Exercise:
Can you transcribe the data exactly? Leave the pictures out.

[Rows from a dataset]
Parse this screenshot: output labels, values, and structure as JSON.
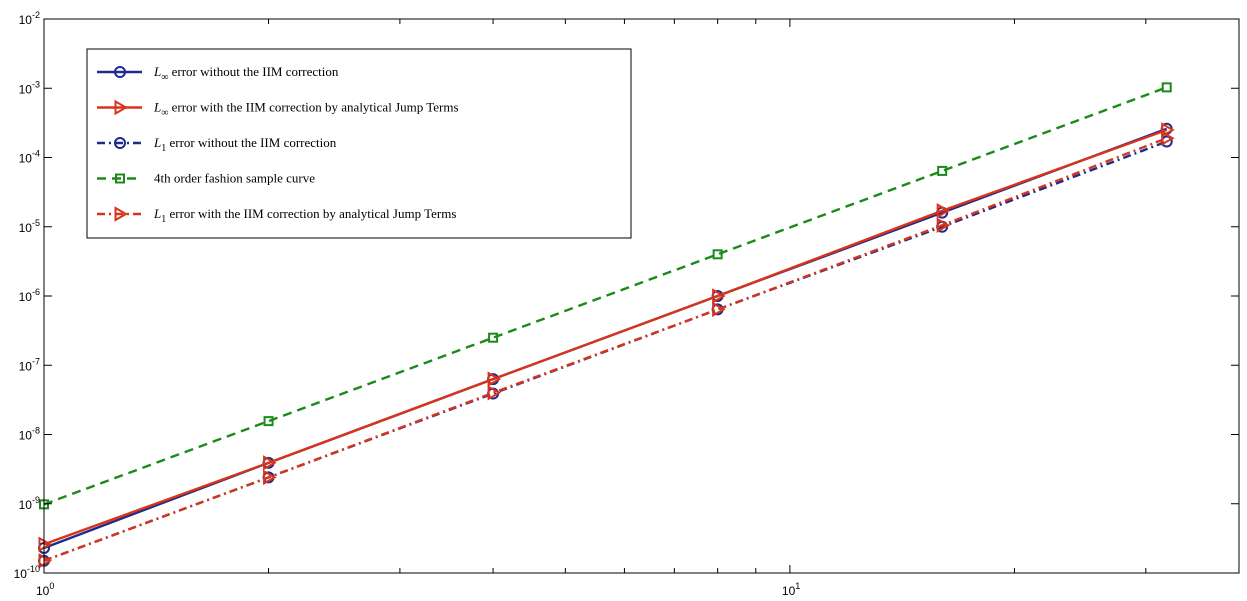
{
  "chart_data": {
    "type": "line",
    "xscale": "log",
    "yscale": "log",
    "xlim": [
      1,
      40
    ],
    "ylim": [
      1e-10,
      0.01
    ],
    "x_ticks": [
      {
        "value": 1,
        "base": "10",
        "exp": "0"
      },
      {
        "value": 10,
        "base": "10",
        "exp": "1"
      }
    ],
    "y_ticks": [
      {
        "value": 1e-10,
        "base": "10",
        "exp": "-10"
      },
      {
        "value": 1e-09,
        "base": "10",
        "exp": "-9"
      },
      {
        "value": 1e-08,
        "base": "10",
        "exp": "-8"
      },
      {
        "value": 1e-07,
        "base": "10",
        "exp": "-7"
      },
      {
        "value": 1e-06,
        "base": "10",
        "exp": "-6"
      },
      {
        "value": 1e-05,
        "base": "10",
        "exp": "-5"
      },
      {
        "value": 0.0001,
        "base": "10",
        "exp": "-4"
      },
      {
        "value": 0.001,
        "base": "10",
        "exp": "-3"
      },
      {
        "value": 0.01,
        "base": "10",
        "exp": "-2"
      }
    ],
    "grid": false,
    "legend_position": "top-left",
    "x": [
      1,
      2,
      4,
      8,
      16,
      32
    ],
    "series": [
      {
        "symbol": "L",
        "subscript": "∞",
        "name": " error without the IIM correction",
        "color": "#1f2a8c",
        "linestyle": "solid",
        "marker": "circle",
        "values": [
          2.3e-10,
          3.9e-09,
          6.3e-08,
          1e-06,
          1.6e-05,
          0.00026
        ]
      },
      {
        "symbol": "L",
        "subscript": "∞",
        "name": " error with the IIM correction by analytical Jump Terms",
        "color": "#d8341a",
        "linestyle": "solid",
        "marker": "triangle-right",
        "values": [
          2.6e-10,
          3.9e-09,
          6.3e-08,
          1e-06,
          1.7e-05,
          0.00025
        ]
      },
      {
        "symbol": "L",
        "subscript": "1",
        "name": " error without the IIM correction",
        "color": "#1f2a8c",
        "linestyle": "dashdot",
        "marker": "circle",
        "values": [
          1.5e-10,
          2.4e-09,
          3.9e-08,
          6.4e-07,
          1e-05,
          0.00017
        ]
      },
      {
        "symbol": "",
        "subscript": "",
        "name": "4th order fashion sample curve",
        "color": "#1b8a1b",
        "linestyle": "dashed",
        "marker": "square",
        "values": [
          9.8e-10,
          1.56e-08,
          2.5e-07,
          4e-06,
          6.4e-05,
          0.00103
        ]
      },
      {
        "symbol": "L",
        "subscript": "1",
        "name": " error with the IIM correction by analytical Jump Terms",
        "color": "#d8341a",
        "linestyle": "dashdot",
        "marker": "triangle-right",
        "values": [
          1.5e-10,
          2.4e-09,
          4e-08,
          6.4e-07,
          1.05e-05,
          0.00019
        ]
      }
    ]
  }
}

Written answer:
Parse this screenshot: output labels, values, and structure as JSON.
{
  "chart_data": {
    "type": "line",
    "xscale": "log",
    "yscale": "log",
    "xlim": [
      1,
      40
    ],
    "ylim": [
      1e-10,
      0.01
    ],
    "x_ticks": [
      {
        "value": 1,
        "base": "10",
        "exp": "0"
      },
      {
        "value": 10,
        "base": "10",
        "exp": "1"
      }
    ],
    "y_ticks": [
      {
        "value": 1e-10,
        "base": "10",
        "exp": "-10"
      },
      {
        "value": 1e-09,
        "base": "10",
        "exp": "-9"
      },
      {
        "value": 1e-08,
        "base": "10",
        "exp": "-8"
      },
      {
        "value": 1e-07,
        "base": "10",
        "exp": "-7"
      },
      {
        "value": 1e-06,
        "base": "10",
        "exp": "-6"
      },
      {
        "value": 1e-05,
        "base": "10",
        "exp": "-5"
      },
      {
        "value": 0.0001,
        "base": "10",
        "exp": "-4"
      },
      {
        "value": 0.001,
        "base": "10",
        "exp": "-3"
      },
      {
        "value": 0.01,
        "base": "10",
        "exp": "-2"
      }
    ],
    "grid": false,
    "legend_position": "top-left",
    "x": [
      1,
      2,
      4,
      8,
      16,
      32
    ],
    "series": [
      {
        "symbol": "L",
        "subscript": "∞",
        "name": " error without the IIM correction",
        "color": "#1f2a8c",
        "linestyle": "solid",
        "marker": "circle",
        "values": [
          2.3e-10,
          3.9e-09,
          6.3e-08,
          1e-06,
          1.6e-05,
          0.00026
        ]
      },
      {
        "symbol": "L",
        "subscript": "∞",
        "name": " error with the IIM correction by analytical Jump Terms",
        "color": "#d8341a",
        "linestyle": "solid",
        "marker": "triangle-right",
        "values": [
          2.6e-10,
          3.9e-09,
          6.3e-08,
          1e-06,
          1.7e-05,
          0.00025
        ]
      },
      {
        "symbol": "L",
        "subscript": "1",
        "name": " error without the IIM correction",
        "color": "#1f2a8c",
        "linestyle": "dashdot",
        "marker": "circle",
        "values": [
          1.5e-10,
          2.4e-09,
          3.9e-08,
          6.4e-07,
          1e-05,
          0.00017
        ]
      },
      {
        "symbol": "",
        "subscript": "",
        "name": "4th order fashion sample curve",
        "color": "#1b8a1b",
        "linestyle": "dashed",
        "marker": "square",
        "values": [
          9.8e-10,
          1.56e-08,
          2.5e-07,
          4e-06,
          6.4e-05,
          0.00103
        ]
      },
      {
        "symbol": "L",
        "subscript": "1",
        "name": " error with the IIM correction by analytical Jump Terms",
        "color": "#d8341a",
        "linestyle": "dashdot",
        "marker": "triangle-right",
        "values": [
          1.5e-10,
          2.4e-09,
          4e-08,
          6.4e-07,
          1.05e-05,
          0.00019
        ]
      }
    ]
  }
}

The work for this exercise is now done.